DOCUMENT TEXT:
# # # # # # #
Thursday, July 8, 2010

Exercise FAIL

For the last month I've been exercising (I can't really say "working out" - just push-ups, sit-ups, and the like). For all of this week, I haven't been doing them. Over the weekend, my muscles were hurting, so I took a couple days off.

The problem is that I haven't got back into it. Yes, I know that I should.

Sigh. It was a lot easier ten years ago. So for those of you who do regular exercise, have you ever fallen off the wagon? How did you climb back on?

13 comments:

Home on the Range said...

I treadmill or bike. I find that after falling off the wagon, what gets me back on, and quickly is that large German Shepherd with huge teeth rounding the corner on 800 SE headed straight for an encounter with my right shin. You'd be surprised how quickly I can get back on the wagon and get moving.

Jay G said...

Interesting you should ask...

I'm in a bit of a slump right now, actually; I've gone from working out 5-6 times a week to 3-4, and even those 4 are getting harder to push myself to do.

I've been working out on a regular basis for 3.5 years now, and it gets old if you do the same thing over and over again. What I've found to work pretty well is to change things up - hit the treadmill one day, go for a bike ride the next, and then a quick jog around the neighborhood the next.

Getting outside - when it's not too hot, of course - is the key. There's no better motivation than some cool summer air and a world that's still mostly asleep.

Jon Woolf said...

Get a workout partner -- someone you can compete against, and/or someone who you don't want to lose face in front of.
# # # # # # #
Structured page parsing data:
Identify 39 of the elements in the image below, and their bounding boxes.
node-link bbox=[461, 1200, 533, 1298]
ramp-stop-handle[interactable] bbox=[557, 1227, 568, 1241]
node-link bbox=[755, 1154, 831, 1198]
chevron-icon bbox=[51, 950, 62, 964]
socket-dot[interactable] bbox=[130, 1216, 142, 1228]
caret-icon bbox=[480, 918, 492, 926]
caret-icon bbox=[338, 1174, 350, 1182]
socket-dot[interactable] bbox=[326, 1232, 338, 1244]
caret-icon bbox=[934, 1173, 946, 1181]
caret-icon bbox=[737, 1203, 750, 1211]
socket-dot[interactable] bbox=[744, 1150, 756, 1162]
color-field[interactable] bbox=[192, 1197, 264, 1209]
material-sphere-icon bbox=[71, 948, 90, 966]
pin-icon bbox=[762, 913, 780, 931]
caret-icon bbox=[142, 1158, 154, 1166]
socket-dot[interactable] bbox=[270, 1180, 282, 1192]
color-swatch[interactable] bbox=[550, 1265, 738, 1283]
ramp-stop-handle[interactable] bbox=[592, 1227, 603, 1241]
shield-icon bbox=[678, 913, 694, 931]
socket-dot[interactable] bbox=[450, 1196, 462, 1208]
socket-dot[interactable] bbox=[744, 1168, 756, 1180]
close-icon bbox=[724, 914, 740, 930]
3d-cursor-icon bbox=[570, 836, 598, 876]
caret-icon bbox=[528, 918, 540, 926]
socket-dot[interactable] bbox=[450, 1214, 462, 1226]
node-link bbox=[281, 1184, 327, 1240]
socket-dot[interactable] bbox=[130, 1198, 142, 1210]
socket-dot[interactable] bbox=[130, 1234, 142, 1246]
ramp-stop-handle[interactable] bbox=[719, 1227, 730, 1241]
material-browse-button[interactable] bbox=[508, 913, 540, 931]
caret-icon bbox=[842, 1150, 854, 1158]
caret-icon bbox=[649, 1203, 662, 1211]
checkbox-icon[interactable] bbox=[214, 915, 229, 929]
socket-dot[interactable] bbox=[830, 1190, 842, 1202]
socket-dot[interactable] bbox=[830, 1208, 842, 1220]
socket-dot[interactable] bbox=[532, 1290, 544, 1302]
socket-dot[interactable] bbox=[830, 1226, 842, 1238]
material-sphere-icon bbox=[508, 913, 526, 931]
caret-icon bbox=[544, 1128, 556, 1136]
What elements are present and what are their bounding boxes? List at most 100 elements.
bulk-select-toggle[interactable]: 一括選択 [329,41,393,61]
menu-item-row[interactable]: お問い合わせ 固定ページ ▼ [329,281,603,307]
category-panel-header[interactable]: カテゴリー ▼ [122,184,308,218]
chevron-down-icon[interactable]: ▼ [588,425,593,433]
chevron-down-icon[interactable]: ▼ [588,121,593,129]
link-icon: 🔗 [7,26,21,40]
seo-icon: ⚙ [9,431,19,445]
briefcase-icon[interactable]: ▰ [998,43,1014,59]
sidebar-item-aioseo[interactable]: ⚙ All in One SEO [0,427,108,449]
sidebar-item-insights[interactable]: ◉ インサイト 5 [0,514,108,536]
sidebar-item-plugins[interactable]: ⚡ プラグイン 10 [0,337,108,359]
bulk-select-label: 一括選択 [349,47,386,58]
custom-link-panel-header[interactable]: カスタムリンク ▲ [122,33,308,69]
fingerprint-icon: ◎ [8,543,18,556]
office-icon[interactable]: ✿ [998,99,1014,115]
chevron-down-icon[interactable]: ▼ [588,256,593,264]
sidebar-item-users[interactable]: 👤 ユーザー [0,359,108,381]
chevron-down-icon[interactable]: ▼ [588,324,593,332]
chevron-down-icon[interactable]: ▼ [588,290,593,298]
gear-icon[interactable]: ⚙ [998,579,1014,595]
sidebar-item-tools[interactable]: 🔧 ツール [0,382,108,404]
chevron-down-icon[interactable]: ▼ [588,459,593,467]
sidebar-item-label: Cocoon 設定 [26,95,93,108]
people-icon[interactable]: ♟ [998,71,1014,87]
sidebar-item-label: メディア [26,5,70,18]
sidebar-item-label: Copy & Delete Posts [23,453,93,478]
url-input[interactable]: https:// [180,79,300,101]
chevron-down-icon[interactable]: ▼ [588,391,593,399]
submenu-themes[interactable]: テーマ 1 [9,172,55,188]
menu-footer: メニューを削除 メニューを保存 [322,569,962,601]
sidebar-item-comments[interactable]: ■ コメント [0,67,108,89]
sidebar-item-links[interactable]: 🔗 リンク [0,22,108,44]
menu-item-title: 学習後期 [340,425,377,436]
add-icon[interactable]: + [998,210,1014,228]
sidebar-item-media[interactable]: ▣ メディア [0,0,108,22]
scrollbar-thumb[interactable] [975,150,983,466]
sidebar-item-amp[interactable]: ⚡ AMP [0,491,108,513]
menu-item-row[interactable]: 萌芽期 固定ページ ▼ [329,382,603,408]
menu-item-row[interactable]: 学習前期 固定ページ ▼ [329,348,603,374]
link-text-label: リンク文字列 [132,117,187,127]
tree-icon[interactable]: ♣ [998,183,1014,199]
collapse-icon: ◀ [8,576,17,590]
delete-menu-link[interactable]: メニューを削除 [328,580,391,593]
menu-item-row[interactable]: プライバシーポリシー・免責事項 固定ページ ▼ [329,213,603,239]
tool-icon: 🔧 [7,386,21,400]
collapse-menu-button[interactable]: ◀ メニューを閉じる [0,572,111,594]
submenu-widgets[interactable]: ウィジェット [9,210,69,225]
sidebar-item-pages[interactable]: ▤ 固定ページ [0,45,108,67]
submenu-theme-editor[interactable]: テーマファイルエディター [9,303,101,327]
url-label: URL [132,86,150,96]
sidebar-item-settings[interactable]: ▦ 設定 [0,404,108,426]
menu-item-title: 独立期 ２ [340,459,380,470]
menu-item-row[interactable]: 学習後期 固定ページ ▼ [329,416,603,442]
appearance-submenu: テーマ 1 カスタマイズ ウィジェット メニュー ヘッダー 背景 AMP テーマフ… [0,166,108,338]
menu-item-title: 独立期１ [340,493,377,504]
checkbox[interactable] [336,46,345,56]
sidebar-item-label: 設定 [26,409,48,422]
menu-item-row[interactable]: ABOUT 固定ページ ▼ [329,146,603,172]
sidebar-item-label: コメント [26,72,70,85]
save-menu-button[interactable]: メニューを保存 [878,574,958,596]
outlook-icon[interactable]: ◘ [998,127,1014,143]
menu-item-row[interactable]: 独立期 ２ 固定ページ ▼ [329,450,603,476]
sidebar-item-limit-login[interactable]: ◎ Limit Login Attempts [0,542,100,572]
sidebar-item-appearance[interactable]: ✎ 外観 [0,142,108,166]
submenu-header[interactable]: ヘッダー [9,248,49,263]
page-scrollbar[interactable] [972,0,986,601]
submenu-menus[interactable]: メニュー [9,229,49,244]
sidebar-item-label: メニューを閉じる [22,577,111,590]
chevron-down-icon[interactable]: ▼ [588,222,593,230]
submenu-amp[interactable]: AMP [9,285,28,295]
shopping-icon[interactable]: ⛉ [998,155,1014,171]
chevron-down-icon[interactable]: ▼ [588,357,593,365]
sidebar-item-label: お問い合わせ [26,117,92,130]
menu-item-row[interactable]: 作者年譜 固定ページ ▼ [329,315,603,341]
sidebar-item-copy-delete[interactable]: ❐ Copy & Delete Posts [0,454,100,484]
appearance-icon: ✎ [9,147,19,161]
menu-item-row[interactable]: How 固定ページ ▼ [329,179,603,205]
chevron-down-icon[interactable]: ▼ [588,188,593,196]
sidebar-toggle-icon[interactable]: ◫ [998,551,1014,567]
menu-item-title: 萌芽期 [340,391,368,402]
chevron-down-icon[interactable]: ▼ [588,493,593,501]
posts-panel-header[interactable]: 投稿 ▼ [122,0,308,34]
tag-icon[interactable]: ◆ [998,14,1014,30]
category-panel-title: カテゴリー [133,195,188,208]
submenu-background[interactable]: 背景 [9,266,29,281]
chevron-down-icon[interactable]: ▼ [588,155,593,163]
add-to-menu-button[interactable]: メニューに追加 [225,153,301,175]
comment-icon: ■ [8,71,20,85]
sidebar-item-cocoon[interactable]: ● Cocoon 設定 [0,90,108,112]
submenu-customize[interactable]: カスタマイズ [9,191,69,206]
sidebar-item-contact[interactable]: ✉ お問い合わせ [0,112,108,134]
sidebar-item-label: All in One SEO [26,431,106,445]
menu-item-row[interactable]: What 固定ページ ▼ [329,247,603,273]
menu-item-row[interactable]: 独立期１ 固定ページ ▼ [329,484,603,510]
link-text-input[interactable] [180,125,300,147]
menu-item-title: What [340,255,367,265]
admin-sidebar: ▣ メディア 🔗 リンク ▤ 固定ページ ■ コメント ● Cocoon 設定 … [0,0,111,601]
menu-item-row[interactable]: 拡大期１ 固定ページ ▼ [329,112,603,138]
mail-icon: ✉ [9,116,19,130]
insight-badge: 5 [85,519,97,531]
# # # # # # #
TASKS TO CARRY OUT:
a) Print the part of the exercise blog post that opens with the words containing "Sigh. It was" and closes with "the Range said...".
b) Write what comes next in the blog post about falling out of an exercise routine, starting right after its last sentence.

PER-TASK OUTPUTS:
a)
Sigh. It was a lot easier ten years ago. So for those of you who do regular exercise, have you ever fallen off the wagon? How did you climb back on?

13 comments:

Home on the Range said...

b)
TheUnpaidBill said...

I fell off the wagon and then it ran over me, several times. :-)

Fortunately I've been through this before, and like most things it's cyclical and I know I'll get back on the wagon, it's just a matter of time.

ASM826 said...

You go out today. Forget the days you didn't go.

Days you didn't work out, or did, are all in the past. Days you might work in the future mean nothing, you could be dead. There is only today. What are you doing today?

Carteach said...

I was up to five days a week at the gym, cardio and building muscle. Vacation last week shot that to hell, although I did get in a couple mornings biking around Chincotequea in ungodly heat, so that counts.

I suppose what will get me going again (tomorrow morn) will be recalling how EASY that recreational biking was, after all the time at the gym.

Today, working in the heat has me so sore that lunch will be ibuprofen and LOTS of bottles water.

Lissa said...

Charity challenge! http://lookingforlissa.wordpress.com/2010/04/06/charity-challenge/

This is the first week where I'm really struggling to make it, but I think I will. No $$ for Obama for America!

Aretae said...

Borepatch,

There's roughly 3 approaches.

1. Jon's approach: Get a workout partner. Monkeybrains work better under social discipline than under personal discipline.

2. The economist's approach: Commit a $50 donation to the Brady Campaign, or whatever every week you don't exercise (say) 3x (put exercise minimums).

3. Yourenotsosmart has an article up now on the topic.

Oops, late, can't link must run.

Anonymous said...

Have fallen off said wagon several times; just got back on it.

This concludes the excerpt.